§ What you have to do: Retype the whole listing, please, keeping every line exact and dropping the pictures.

Extracted records:

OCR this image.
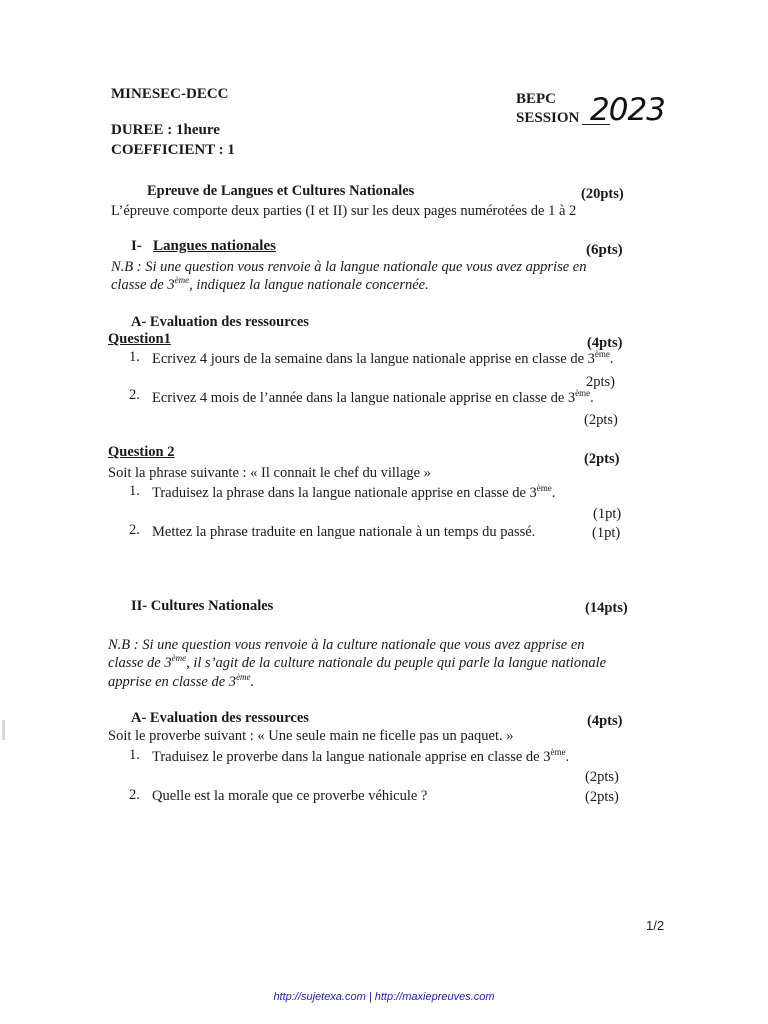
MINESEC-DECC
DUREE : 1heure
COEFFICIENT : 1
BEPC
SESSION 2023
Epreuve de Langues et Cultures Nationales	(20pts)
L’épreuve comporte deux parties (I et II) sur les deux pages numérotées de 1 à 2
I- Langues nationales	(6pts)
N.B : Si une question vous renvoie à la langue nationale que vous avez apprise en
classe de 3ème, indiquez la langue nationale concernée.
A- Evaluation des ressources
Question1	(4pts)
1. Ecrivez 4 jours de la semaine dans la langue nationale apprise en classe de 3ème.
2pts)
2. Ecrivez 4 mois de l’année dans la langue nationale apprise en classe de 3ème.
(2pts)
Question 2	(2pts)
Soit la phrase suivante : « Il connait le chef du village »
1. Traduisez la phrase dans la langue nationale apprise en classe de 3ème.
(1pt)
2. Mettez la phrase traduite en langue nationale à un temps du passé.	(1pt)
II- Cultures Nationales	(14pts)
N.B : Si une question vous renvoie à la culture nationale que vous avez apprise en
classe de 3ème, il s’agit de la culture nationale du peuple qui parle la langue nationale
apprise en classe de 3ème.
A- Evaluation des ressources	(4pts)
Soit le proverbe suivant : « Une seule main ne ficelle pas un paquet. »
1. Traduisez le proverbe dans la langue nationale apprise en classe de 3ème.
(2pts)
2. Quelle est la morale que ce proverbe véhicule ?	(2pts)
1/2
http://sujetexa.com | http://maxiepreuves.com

§ Task output:
OCR this image.
MINESEC-DECC
DUREE : 1heure
COEFFICIENT : 1
BEPC
SESSION 2023
Epreuve de Langues et Cultures Nationales	(20pts)
L’épreuve comporte deux parties (I et II) sur les deux pages numérotées de 1 à 2
I- Langues nationales	(6pts)
N.B : Si une question vous renvoie à la langue nationale que vous avez apprise en
classe de 3ème, indiquez la langue nationale concernée.
A- Evaluation des ressources
Question1	(4pts)
1. Ecrivez 4 jours de la semaine dans la langue nationale apprise en classe de 3ème.
2pts)
2. Ecrivez 4 mois de l’année dans la langue nationale apprise en classe de 3ème.
(2pts)
Question 2	(2pts)
Soit la phrase suivante : « Il connait le chef du village »
1. Traduisez la phrase dans la langue nationale apprise en classe de 3ème.
(1pt)
2. Mettez la phrase traduite en langue nationale à un temps du passé.	(1pt)
II- Cultures Nationales	(14pts)
N.B : Si une question vous renvoie à la culture nationale que vous avez apprise en
classe de 3ème, il s’agit de la culture nationale du peuple qui parle la langue nationale
apprise en classe de 3ème.
A- Evaluation des ressources	(4pts)
Soit le proverbe suivant : « Une seule main ne ficelle pas un paquet. »
1. Traduisez le proverbe dans la langue nationale apprise en classe de 3ème.
(2pts)
2. Quelle est la morale que ce proverbe véhicule ?	(2pts)
1/2
http://sujetexa.com | http://maxiepreuves.com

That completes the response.